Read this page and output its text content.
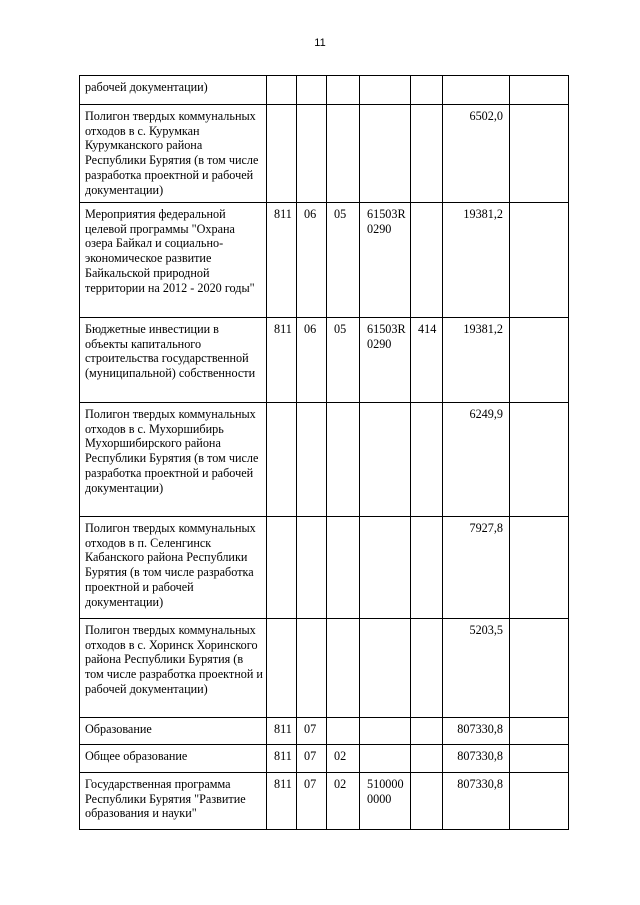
11
рабочей документации)							
Полигон твердых коммунальных отходов в с. Курумкан Курумканского района Республики Бурятия (в том числе разработка проектной и рабочей документации)						6502,0	
Мероприятия федеральной целевой программы "Охрана озера Байкал и социально-экономическое развитие Байкальской природной территории на 2012 - 2020 годы"	811	06	05	61503R0290		19381,2	
Бюджетные инвестиции в объекты капитального строительства государственной (муниципальной) собственности	811	06	05	61503R0290	414	19381,2	
Полигон твердых коммунальных отходов в с. Мухоршибирь Мухоршибирского района Республики Бурятия (в том числе разработка проектной и рабочей документации)						6249,9	
Полигон твердых коммунальных отходов в п. Селенгинск Кабанского района Республики Бурятия (в том числе разработка проектной и рабочей документации)						7927,8	
Полигон твердых коммунальных отходов в с. Хоринск Хоринского района Республики Бурятия (в том числе разработка проектной и рабочей документации)						5203,5	
Образование	811	07				807330,8	
Общее образование	811	07	02			807330,8	
Государственная программа Республики Бурятия "Развитие образования и науки"	811	07	02	5100000000		807330,8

==================================================

◆ What the task asks ◆
Repeat the records in full, exactly as they appear, without the pictures.

◆ Reply ◆
Read this page and output its text content.
11
рабочей документации)							
Полигон твердых коммунальных отходов в с. Курумкан Курумканского района Республики Бурятия (в том числе разработка проектной и рабочей документации)						6502,0	
Мероприятия федеральной целевой программы "Охрана озера Байкал и социально-экономическое развитие Байкальской природной территории на 2012 - 2020 годы"	811	06	05	61503R0290		19381,2	
Бюджетные инвестиции в объекты капитального строительства государственной (муниципальной) собственности	811	06	05	61503R0290	414	19381,2	
Полигон твердых коммунальных отходов в с. Мухоршибирь Мухоршибирского района Республики Бурятия (в том числе разработка проектной и рабочей документации)						6249,9	
Полигон твердых коммунальных отходов в п. Селенгинск Кабанского района Республики Бурятия (в том числе разработка проектной и рабочей документации)						7927,8	
Полигон твердых коммунальных отходов в с. Хоринск Хоринского района Республики Бурятия (в том числе разработка проектной и рабочей документации)						5203,5	
Образование	811	07				807330,8	
Общее образование	811	07	02			807330,8	
Государственная программа Республики Бурятия "Развитие образования и науки"	811	07	02	5100000000		807330,8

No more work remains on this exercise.